WHAT THIS TASK INVOLVES: Search the listing below for the word "terrorist" and copy each line that holds it.

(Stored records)
★ ★ ★
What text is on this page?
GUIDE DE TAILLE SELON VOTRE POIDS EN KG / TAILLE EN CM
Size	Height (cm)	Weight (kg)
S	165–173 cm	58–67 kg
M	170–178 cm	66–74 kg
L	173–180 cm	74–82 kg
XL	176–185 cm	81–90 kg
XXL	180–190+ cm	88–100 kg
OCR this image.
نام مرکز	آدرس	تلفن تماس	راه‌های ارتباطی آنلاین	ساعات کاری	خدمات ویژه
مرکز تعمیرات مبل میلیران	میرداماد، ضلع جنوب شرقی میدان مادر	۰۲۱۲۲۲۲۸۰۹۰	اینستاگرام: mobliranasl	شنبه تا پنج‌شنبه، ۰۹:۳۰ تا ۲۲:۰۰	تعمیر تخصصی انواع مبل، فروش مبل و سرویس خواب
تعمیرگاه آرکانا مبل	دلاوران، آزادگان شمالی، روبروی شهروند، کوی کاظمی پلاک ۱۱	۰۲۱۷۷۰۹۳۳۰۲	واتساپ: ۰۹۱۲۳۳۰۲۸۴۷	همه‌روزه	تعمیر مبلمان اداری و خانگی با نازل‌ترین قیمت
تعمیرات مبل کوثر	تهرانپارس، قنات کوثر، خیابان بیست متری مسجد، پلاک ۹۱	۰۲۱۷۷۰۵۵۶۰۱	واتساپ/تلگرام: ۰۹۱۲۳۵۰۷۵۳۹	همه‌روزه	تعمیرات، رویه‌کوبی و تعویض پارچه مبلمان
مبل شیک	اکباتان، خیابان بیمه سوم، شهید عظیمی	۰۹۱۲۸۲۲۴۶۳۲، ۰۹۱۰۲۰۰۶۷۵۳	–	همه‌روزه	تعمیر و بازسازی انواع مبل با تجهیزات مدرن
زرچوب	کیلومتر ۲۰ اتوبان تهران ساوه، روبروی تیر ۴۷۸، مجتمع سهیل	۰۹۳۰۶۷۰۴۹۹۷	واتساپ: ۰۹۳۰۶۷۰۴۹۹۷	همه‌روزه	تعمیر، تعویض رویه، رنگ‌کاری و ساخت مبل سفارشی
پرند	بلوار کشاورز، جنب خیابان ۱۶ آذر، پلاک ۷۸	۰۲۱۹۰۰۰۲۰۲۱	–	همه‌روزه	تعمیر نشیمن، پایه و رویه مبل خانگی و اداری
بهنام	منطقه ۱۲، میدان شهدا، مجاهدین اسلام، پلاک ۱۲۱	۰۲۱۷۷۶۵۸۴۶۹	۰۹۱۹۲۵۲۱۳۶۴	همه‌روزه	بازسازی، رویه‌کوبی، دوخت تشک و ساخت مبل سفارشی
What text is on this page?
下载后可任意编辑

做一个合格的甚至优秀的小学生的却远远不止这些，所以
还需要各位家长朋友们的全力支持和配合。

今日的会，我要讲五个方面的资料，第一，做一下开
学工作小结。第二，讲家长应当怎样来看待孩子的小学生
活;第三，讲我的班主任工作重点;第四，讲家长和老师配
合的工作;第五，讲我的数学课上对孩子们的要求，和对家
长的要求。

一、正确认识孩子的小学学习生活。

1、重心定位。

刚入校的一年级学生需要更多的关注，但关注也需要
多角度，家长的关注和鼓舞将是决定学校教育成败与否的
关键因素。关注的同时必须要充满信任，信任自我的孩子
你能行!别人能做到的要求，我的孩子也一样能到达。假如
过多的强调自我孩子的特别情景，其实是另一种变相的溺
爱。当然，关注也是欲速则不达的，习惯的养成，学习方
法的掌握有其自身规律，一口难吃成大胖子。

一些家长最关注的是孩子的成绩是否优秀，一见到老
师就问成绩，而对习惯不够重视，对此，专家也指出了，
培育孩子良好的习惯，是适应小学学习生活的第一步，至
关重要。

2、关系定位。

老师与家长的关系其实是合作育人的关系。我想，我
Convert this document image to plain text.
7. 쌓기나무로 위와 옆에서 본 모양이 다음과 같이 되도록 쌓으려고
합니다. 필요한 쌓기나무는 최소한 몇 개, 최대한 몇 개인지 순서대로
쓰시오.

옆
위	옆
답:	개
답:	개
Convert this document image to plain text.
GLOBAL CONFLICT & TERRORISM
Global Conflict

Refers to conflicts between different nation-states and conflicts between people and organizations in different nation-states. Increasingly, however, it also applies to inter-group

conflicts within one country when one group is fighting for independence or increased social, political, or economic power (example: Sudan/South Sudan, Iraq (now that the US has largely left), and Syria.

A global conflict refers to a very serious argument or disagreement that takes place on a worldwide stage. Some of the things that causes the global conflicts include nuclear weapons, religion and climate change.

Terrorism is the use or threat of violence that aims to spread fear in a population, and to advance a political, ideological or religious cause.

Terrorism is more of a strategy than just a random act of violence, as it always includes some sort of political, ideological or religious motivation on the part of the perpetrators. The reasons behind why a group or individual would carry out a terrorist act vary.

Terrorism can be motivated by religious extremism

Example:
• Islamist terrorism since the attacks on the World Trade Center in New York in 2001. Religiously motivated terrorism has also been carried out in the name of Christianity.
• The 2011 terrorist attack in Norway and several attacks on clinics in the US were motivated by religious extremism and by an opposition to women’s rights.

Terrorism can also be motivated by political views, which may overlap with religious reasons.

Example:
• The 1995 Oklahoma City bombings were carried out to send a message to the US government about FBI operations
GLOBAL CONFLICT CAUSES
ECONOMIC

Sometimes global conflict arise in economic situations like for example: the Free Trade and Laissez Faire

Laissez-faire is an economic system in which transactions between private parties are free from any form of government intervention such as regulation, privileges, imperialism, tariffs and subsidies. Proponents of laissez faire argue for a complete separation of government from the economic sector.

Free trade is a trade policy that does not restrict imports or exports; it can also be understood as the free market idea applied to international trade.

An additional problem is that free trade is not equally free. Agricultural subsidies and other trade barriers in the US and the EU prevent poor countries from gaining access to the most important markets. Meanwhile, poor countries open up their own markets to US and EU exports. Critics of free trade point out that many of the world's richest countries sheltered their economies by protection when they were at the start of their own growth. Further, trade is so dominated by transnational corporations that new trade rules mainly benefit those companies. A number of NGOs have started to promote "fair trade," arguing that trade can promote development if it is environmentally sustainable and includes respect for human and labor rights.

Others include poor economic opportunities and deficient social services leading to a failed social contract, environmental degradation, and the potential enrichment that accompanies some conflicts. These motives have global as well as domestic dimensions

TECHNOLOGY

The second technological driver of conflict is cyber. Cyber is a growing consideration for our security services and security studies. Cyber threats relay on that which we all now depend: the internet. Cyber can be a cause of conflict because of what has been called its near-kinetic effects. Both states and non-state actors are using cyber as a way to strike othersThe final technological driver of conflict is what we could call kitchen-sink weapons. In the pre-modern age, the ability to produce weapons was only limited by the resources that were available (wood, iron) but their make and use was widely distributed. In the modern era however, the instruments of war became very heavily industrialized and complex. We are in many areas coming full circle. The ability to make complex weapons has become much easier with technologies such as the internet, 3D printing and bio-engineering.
★ ★ ★
SOLUTION:
Terrorism is more of a strategy than just a random act of violence, as it always includes some sort of political, ideological or religious motivation on the part of the perpetrators. The reasons behind why a group or individual would carry out a terrorist act vary.
• The 2011 terrorist attack in Norway and several attacks on clinics in the US were motivated by religious extremism and by an opposition to women’s rights.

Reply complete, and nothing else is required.